# Exercise requirements:
Take the entries below and reproduce them word for word.

[START OF Supplied information]

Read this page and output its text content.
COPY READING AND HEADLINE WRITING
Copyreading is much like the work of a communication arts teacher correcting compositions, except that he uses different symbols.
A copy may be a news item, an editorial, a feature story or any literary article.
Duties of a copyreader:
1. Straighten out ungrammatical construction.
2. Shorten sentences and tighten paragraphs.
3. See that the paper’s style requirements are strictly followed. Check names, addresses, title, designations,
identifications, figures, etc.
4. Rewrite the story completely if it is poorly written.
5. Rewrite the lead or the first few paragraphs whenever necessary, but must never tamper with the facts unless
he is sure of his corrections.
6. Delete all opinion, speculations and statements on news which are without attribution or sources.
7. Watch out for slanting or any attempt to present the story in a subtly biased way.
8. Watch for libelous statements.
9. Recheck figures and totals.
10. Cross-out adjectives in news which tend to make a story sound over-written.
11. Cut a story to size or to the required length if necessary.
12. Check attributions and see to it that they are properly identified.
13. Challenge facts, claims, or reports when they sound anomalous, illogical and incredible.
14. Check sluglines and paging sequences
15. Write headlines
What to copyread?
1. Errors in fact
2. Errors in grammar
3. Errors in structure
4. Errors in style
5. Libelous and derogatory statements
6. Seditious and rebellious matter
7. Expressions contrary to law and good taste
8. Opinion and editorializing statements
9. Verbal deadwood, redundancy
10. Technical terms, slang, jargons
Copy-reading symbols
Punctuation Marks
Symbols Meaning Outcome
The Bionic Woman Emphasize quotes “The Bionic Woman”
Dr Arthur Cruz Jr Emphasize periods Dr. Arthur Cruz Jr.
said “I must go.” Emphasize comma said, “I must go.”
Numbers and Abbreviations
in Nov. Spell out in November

[END OF Supplied information]

# Result of this exercise:
Read this page and output its text content.
COPY READING AND HEADLINE WRITING
Copyreading is much like the work of a communication arts teacher correcting compositions, except that he uses different symbols.
A copy may be a news item, an editorial, a feature story or any literary article.
Duties of a copyreader:
1. Straighten out ungrammatical construction.
2. Shorten sentences and tighten paragraphs.
3. See that the paper’s style requirements are strictly followed. Check names, addresses, title, designations,
identifications, figures, etc.
4. Rewrite the story completely if it is poorly written.
5. Rewrite the lead or the first few paragraphs whenever necessary, but must never tamper with the facts unless
he is sure of his corrections.
6. Delete all opinion, speculations and statements on news which are without attribution or sources.
7. Watch out for slanting or any attempt to present the story in a subtly biased way.
8. Watch for libelous statements.
9. Recheck figures and totals.
10. Cross-out adjectives in news which tend to make a story sound over-written.
11. Cut a story to size or to the required length if necessary.
12. Check attributions and see to it that they are properly identified.
13. Challenge facts, claims, or reports when they sound anomalous, illogical and incredible.
14. Check sluglines and paging sequences
15. Write headlines
What to copyread?
1. Errors in fact
2. Errors in grammar
3. Errors in structure
4. Errors in style
5. Libelous and derogatory statements
6. Seditious and rebellious matter
7. Expressions contrary to law and good taste
8. Opinion and editorializing statements
9. Verbal deadwood, redundancy
10. Technical terms, slang, jargons
Copy-reading symbols
Punctuation Marks
Symbols Meaning Outcome
The Bionic Woman Emphasize quotes “The Bionic Woman”
Dr Arthur Cruz Jr Emphasize periods Dr. Arthur Cruz Jr.
said “I must go.” Emphasize comma said, “I must go.”
Numbers and Abbreviations
in Nov. Spell out in November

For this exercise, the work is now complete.